Task prompt - Restate the whole listing word for word. Pictures are left out.

....

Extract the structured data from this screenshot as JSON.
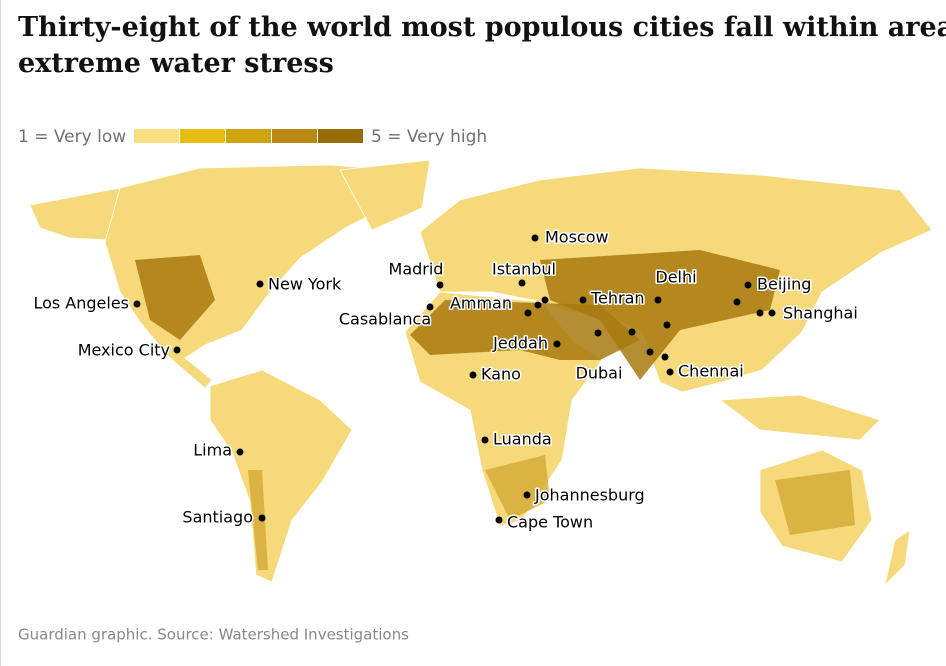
{
  "header": {
    "title": "Thirty-eight of the world most populous cities fall within areas of extreme water stress"
  },
  "legend": {
    "low_label": "1 = Very low",
    "high_label": "5 = Very high",
    "colors": [
      "#f9df7f",
      "#e5bd13",
      "#d0a411",
      "#b98a12",
      "#9a6c08"
    ]
  },
  "cities": [
    "Moscow",
    "Madrid",
    "Istanbul",
    "Delhi",
    "Beijing",
    "Shanghai",
    "Los Angeles",
    "New York",
    "Amman",
    "Tehran",
    "Casablanca",
    "Mexico City",
    "Jeddah",
    "Dubai",
    "Kano",
    "Chennai",
    "Lima",
    "Luanda",
    "Johannesburg",
    "Cape Town",
    "Santiago"
  ],
  "footer": {
    "source": "Guardian graphic. Source: Watershed Investigations"
  }
}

....

Exercise answer -
Extract the structured data from this screenshot as JSON.
{
  "header": {
    "title": "Thirty-eight of the world most populous cities fall within areas of extreme water stress"
  },
  "legend": {
    "low_label": "1 = Very low",
    "high_label": "5 = Very high",
    "colors": [
      "#f9df7f",
      "#e5bd13",
      "#d0a411",
      "#b98a12",
      "#9a6c08"
    ]
  },
  "cities": [
    "Moscow",
    "Madrid",
    "Istanbul",
    "Delhi",
    "Beijing",
    "Shanghai",
    "Los Angeles",
    "New York",
    "Amman",
    "Tehran",
    "Casablanca",
    "Mexico City",
    "Jeddah",
    "Dubai",
    "Kano",
    "Chennai",
    "Lima",
    "Luanda",
    "Johannesburg",
    "Cape Town",
    "Santiago"
  ],
  "footer": {
    "source": "Guardian graphic. Source: Watershed Investigations"
  }
}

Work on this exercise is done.